**Given exercise:** Copy the lines from the first one through the line with "legend-label-partial: Partial bbox=[1779, 146, 1911, 194]", both included, and replace "x-tick-label" with "month-label" while keeping everything else the same.

____

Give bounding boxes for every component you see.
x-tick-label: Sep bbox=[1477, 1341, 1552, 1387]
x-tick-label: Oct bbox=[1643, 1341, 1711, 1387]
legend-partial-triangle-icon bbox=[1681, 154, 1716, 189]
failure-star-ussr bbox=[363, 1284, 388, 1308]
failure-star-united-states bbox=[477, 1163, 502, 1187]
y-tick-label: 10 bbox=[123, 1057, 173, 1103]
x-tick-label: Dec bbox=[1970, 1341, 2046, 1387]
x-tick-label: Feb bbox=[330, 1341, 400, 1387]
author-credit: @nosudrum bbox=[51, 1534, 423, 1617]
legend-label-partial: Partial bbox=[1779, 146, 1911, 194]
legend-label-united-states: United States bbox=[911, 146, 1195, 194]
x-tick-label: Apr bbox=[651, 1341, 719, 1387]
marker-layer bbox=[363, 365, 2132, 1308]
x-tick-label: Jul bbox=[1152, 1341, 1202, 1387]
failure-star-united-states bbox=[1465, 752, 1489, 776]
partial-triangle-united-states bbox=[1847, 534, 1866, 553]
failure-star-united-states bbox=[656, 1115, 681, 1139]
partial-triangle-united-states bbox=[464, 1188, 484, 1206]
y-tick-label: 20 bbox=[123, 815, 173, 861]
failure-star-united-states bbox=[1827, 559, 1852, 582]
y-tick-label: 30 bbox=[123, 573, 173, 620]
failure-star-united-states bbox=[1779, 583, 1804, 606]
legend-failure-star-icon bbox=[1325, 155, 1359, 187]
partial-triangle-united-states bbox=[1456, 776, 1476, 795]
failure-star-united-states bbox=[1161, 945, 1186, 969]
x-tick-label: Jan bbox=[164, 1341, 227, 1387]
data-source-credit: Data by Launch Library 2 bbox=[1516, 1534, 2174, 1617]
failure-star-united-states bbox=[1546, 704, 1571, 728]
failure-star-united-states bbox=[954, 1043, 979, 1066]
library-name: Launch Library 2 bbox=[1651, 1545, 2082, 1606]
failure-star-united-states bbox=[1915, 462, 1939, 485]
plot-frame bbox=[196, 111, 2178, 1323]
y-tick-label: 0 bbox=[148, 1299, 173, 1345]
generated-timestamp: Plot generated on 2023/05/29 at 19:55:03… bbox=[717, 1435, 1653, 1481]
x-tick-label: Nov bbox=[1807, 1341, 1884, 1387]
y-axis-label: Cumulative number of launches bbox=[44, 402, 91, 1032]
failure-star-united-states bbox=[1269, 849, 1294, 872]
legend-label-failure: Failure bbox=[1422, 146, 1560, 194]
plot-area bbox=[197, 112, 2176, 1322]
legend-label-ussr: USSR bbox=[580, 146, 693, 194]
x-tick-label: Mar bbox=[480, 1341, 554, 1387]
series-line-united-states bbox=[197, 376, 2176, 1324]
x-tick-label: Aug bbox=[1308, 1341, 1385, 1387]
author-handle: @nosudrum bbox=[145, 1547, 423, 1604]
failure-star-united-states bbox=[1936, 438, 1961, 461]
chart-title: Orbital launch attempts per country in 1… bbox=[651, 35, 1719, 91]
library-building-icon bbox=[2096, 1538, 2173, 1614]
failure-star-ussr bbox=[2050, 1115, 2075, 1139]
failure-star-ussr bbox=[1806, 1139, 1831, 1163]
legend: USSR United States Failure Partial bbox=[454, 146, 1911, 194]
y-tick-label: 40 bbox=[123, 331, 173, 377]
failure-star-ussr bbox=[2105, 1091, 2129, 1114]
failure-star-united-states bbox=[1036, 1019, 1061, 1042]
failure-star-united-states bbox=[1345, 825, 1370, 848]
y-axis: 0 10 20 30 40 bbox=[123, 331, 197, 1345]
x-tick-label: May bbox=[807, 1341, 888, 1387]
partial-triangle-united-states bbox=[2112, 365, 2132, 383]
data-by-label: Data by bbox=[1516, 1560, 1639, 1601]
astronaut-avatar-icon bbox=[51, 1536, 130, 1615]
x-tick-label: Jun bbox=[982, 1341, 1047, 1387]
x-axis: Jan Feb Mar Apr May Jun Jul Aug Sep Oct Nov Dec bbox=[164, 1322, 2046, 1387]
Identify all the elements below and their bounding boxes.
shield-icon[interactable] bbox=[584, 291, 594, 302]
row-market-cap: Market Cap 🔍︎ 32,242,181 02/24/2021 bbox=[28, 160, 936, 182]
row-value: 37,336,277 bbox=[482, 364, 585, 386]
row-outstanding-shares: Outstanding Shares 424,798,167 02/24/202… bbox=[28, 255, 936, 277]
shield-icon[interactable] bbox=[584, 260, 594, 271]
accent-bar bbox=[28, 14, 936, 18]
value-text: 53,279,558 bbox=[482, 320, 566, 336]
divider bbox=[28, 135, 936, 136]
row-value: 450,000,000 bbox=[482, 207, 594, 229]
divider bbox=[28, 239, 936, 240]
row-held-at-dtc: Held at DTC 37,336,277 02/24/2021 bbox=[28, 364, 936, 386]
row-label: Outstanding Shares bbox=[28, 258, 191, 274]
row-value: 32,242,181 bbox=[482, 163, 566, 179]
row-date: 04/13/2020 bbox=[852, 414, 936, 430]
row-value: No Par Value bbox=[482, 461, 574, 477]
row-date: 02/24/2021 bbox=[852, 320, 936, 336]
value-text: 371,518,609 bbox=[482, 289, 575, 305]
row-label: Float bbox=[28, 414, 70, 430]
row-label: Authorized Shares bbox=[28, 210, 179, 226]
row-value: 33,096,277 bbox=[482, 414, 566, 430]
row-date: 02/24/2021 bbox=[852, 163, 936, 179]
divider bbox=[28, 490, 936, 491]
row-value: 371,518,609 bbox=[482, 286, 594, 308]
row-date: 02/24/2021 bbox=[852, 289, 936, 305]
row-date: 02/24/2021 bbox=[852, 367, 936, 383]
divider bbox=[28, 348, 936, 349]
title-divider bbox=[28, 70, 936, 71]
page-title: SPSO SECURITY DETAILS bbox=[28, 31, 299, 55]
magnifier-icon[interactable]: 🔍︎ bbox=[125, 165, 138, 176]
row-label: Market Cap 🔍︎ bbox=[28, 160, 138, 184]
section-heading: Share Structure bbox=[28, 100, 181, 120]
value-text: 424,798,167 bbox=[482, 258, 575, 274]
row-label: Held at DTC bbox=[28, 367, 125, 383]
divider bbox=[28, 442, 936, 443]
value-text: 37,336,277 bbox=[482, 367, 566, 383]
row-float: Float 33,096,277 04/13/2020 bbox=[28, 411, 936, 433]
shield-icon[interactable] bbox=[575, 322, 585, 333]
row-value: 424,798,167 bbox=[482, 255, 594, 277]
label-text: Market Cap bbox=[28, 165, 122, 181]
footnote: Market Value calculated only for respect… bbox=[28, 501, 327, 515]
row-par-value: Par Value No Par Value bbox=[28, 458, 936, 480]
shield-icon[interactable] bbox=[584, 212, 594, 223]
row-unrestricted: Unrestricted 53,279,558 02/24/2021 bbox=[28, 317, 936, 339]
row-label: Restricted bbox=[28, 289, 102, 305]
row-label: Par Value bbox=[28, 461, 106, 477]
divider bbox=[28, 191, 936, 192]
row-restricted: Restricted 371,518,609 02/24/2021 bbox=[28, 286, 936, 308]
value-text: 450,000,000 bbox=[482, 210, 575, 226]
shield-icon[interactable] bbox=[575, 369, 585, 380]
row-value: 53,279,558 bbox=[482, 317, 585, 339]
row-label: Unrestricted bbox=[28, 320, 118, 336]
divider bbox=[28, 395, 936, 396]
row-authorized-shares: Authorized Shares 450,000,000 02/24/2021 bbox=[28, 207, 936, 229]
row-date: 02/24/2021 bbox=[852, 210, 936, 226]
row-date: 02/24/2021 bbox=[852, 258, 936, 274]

____

**Worked solution:**
Give bounding boxes for every component you see.
month-label: Sep bbox=[1477, 1341, 1552, 1387]
month-label: Oct bbox=[1643, 1341, 1711, 1387]
legend-partial-triangle-icon bbox=[1681, 154, 1716, 189]
failure-star-ussr bbox=[363, 1284, 388, 1308]
failure-star-united-states bbox=[477, 1163, 502, 1187]
y-tick-label: 10 bbox=[123, 1057, 173, 1103]
month-label: Dec bbox=[1970, 1341, 2046, 1387]
month-label: Feb bbox=[330, 1341, 400, 1387]
author-credit: @nosudrum bbox=[51, 1534, 423, 1617]
legend-label-partial: Partial bbox=[1779, 146, 1911, 194]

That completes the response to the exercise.